Write out every line below that includes the word "Download".

[Dataset records]

——————————

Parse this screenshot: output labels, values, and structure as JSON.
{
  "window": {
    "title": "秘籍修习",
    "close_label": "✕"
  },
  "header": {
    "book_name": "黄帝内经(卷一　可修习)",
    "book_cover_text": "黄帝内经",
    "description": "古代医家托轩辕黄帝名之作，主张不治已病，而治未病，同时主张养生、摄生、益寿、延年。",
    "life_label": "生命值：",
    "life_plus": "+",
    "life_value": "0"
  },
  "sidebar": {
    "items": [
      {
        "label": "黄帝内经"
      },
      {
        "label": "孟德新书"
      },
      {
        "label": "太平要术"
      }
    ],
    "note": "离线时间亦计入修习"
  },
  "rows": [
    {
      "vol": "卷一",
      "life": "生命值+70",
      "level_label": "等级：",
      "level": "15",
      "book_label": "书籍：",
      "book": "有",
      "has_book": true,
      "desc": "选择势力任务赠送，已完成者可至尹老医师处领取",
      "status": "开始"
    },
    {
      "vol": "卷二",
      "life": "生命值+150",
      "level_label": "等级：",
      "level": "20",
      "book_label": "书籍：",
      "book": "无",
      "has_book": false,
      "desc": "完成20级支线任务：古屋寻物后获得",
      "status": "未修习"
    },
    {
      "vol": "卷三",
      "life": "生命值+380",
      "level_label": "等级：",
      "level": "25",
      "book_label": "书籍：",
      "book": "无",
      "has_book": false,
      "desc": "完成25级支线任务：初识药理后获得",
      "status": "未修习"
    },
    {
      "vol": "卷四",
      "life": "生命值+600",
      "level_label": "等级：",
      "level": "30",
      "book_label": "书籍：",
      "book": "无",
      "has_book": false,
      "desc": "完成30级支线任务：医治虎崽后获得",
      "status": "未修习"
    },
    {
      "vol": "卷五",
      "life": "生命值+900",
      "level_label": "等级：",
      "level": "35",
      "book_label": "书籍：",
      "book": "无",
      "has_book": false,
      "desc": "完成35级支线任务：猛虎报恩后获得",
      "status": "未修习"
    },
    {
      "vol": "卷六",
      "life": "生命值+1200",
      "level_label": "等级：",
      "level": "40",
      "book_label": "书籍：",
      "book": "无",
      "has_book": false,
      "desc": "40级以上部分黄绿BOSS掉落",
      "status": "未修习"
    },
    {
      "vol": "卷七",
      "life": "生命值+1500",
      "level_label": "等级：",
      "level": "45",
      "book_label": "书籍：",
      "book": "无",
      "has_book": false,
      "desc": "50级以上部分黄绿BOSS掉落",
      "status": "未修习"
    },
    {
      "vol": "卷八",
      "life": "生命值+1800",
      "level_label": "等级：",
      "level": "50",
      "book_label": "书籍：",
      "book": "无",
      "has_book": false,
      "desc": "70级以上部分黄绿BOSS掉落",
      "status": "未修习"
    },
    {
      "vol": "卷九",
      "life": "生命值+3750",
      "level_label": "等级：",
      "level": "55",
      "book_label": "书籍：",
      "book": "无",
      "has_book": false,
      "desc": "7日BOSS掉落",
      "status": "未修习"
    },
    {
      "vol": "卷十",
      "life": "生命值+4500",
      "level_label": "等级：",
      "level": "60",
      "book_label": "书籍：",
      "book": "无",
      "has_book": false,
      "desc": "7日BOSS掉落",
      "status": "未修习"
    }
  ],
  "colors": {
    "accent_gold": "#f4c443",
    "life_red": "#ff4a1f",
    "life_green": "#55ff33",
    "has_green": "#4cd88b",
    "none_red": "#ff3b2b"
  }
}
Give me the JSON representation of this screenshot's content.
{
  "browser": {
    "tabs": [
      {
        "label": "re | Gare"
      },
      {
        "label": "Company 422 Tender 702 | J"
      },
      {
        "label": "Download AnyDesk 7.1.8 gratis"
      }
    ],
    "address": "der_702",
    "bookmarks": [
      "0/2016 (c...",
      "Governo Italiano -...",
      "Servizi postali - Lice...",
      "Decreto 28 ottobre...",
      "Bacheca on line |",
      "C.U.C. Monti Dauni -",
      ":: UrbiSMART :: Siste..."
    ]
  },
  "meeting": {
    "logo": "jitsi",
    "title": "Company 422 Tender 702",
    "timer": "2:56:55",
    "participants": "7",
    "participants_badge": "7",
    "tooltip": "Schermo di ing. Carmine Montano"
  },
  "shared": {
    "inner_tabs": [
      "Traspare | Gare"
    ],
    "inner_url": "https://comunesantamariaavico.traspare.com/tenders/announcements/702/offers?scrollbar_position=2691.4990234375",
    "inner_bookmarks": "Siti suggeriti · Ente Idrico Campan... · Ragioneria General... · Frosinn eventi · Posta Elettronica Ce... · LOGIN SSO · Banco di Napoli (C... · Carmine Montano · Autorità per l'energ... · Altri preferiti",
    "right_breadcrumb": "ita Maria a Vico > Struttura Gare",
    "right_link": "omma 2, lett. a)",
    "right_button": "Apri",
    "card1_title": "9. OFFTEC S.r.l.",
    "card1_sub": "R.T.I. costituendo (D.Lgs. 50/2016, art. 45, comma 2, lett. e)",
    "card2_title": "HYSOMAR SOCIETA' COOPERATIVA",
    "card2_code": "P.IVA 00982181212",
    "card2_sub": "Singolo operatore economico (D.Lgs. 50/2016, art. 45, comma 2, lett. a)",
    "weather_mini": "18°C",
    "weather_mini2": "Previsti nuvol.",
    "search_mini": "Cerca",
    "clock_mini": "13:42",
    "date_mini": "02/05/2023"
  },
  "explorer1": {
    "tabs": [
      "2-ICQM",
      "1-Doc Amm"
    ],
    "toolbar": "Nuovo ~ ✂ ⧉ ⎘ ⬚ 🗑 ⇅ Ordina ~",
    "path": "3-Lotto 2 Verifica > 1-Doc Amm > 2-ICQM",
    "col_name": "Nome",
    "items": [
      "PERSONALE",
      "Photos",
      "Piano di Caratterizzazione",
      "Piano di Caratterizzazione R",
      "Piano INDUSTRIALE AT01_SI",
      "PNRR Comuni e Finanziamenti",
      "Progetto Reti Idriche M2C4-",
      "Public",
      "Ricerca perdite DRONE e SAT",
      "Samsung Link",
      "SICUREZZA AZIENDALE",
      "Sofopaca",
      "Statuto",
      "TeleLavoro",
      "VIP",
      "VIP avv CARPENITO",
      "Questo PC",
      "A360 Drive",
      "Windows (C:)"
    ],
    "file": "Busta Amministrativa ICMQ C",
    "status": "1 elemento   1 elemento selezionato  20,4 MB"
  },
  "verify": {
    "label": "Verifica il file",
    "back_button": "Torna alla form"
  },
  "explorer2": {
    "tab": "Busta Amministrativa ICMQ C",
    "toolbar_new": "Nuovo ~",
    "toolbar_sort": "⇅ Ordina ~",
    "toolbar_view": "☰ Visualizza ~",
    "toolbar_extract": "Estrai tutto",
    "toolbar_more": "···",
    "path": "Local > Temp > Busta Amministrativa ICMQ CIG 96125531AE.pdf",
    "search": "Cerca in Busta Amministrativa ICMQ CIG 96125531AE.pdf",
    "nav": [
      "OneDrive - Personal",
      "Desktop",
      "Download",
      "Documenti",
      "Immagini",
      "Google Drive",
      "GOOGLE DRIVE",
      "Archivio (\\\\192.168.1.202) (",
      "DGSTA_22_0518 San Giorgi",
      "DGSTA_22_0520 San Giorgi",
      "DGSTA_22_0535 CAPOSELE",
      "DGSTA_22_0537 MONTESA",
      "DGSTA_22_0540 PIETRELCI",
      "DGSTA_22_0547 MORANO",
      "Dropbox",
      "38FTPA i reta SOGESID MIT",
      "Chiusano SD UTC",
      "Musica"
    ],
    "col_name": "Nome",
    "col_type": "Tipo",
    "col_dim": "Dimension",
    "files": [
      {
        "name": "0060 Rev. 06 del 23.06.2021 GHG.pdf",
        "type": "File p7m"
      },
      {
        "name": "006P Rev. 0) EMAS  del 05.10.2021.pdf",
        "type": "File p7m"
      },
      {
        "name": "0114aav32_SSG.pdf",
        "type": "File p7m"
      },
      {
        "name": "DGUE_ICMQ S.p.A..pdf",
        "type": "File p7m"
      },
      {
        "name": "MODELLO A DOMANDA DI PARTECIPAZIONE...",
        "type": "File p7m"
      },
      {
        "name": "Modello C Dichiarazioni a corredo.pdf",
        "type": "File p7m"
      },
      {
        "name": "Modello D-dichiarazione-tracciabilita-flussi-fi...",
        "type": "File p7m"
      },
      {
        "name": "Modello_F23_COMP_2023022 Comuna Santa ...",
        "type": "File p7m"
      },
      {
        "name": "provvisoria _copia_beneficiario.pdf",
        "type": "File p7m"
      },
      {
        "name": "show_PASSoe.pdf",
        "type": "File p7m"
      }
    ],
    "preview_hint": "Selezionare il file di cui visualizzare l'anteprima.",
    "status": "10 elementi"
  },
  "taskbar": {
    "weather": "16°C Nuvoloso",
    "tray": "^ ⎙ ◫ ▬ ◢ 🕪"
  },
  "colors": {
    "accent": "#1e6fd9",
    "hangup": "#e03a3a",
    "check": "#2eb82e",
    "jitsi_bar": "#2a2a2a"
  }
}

——————————

◆ Exercise output ◆
        "label": "Download AnyDesk 7.1.8 gratis"
      "Download",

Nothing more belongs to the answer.